:: Task ::
Among the records that follow, count the lines with the string "日次チェック表"; report only that count.

:: Dataset content ::

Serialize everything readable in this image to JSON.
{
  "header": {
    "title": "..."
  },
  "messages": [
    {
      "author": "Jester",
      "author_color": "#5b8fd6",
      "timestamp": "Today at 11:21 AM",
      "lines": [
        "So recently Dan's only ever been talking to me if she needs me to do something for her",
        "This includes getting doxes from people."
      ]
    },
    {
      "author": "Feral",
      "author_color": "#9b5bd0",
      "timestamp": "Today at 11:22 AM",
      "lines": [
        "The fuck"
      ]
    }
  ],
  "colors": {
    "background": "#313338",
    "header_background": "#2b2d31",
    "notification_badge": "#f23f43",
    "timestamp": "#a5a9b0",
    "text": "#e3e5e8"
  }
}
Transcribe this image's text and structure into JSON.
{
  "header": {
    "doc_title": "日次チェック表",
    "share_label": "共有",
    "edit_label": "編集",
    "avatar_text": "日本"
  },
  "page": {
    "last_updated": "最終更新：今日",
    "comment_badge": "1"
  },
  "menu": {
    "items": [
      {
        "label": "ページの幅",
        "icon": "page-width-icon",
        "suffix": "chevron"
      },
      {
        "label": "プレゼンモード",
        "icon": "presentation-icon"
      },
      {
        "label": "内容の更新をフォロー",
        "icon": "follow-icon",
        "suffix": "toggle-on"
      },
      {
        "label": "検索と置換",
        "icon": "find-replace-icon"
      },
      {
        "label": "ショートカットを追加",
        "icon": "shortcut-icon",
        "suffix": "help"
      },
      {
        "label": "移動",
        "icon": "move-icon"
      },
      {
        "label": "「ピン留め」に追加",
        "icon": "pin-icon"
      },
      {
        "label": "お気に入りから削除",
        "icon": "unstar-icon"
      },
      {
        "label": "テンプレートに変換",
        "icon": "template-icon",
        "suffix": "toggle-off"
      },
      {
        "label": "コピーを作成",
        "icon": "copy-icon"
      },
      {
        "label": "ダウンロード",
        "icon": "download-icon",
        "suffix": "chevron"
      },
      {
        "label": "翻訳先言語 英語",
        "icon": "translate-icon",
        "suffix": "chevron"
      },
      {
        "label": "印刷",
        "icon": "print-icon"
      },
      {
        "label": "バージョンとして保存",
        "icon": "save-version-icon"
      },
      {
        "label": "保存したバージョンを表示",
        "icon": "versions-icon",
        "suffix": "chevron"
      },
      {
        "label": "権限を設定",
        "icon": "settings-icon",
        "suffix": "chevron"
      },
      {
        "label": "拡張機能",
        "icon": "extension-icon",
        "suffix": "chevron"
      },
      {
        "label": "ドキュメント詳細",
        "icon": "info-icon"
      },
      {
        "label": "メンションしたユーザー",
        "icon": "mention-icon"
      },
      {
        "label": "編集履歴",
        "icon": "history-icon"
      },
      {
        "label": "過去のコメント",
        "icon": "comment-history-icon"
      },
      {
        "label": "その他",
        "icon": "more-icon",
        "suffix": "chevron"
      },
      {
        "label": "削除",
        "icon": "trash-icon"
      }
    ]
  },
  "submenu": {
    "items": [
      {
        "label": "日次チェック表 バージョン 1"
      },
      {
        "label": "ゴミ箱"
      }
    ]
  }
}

:: Final result ::
2